Tasks for this exercise:
**1.** In the passage below on challenging reporting restrictions, extract the words starting with "There are three" and going on through "Justice Act 1988.", copying them without change.
**2.** Answer these questions using the passage below on challenging reporting restrictions:
(a) Under which section of which Act is an appeal listed as the third way to challenge an inappropriate order?
(b) In what year did the High Court overturn the stipendiary magistrate's ruling on media representations?
(c) What two options exist for a reporter who believes an order restricting reporting was wrongly made?

Document extract:
· · · ·

There are three ways to challenge an inappropriate order:
1. Application to the originating court
2. Judicial review
3. Appeal under Section 159 of the Criminal Justice Act 1988.
9.12.1 Application to the originating court
The cheapest, quickest and often most effective way to challenge an order restricting
publication is to raise the matter with the court that made the order. The media do not have
an absolute right to be heard, but there is plenty of guidance from the higher courts to the
effect that magistrates and judges should allow representations to be made by or on behalf
of the media. In 1993 the High Court overturned a stipendiary magistrate’s ruling that he had
no power to hear media representations against an order under Section 4(2) of the Contempt
of Court Act 1981 during the committal for trial of Larry Trachtenburg, one of the accused
in the Robert Maxwell affair. The court held that although the power to hear representations
by the media was discretionary, it would ‘. . . expect that the power will ordinarily be
exercised when the media ask to be heard either on the making of an order or in regard to
its continuance’.
If the reporter in court believes that an order restricting reporting has been wrongly made, the
following two options exist:
Informal note
Legal representation.

· · · ·

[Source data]

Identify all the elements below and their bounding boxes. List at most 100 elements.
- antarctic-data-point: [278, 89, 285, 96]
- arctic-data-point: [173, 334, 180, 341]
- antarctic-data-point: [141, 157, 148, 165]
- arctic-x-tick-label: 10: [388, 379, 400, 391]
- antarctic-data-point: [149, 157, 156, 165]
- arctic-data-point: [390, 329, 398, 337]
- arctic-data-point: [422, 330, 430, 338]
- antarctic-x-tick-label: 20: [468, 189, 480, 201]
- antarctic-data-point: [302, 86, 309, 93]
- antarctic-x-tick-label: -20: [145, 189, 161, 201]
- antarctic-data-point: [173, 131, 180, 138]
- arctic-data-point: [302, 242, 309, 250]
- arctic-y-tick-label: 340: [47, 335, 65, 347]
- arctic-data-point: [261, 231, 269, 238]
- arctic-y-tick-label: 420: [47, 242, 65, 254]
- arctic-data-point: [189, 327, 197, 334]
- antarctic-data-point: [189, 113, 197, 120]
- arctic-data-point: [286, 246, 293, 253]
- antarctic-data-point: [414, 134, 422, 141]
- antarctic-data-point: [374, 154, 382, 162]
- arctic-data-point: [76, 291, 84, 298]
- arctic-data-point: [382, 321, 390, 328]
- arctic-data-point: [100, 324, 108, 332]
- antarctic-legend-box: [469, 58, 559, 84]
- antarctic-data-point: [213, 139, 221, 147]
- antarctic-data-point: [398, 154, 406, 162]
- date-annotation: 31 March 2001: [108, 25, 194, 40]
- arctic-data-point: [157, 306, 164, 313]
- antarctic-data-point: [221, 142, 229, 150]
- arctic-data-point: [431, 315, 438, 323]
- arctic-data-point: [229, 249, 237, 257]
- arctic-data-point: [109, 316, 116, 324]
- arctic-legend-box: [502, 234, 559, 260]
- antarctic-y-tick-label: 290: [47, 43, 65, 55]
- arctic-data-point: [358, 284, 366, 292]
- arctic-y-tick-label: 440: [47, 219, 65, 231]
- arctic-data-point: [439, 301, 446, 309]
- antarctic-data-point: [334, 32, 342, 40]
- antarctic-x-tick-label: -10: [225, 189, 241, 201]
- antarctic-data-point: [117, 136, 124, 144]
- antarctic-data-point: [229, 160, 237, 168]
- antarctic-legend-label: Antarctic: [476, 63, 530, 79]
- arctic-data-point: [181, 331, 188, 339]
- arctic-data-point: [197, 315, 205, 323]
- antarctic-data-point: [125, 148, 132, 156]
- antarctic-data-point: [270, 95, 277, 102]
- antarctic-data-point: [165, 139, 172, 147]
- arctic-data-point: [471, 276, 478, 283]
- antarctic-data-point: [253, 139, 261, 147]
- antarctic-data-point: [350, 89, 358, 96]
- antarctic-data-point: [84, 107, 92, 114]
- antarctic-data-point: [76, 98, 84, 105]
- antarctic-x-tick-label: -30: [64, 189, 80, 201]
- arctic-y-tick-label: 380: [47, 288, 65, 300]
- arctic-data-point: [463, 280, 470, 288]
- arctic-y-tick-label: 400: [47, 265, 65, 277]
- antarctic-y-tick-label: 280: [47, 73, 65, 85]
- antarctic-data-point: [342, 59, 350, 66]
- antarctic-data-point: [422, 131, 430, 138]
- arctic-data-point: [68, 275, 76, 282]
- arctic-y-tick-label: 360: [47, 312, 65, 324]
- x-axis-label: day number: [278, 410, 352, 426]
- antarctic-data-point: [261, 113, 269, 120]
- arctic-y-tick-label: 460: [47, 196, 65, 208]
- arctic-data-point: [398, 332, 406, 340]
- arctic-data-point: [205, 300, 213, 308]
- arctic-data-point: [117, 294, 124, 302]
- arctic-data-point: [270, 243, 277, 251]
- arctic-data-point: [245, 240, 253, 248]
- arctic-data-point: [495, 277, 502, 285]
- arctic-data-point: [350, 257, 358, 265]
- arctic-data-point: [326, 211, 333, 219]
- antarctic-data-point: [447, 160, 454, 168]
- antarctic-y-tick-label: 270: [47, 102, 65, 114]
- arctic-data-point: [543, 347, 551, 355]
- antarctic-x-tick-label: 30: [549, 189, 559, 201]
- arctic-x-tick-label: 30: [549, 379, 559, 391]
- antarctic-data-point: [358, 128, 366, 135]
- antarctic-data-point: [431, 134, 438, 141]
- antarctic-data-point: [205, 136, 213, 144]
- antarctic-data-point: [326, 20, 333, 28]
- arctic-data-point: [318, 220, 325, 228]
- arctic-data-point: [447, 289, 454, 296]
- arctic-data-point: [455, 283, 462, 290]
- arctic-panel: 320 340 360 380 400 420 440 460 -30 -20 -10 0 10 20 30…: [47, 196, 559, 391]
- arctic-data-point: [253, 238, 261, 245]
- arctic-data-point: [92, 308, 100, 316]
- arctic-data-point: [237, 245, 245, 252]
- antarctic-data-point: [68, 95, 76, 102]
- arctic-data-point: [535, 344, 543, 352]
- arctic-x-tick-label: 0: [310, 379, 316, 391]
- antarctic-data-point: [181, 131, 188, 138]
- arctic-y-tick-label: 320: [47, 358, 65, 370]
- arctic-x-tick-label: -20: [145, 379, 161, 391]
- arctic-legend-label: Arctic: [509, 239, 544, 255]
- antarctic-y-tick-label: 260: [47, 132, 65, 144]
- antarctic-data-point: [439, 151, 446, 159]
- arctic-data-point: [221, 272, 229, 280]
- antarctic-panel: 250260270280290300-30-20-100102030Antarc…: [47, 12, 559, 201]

· · · ·

Solutions to the problems:
**1.**
There are three ways to challenge an inappropriate order:
1. Application to the originating court
2. Judicial review
3. Appeal under Section 159 of the Criminal Justice Act 1988.

**2.**
(a) Section 159 of the Criminal Justice Act 1988.
(b) 1993.
(c) An informal note and legal representation.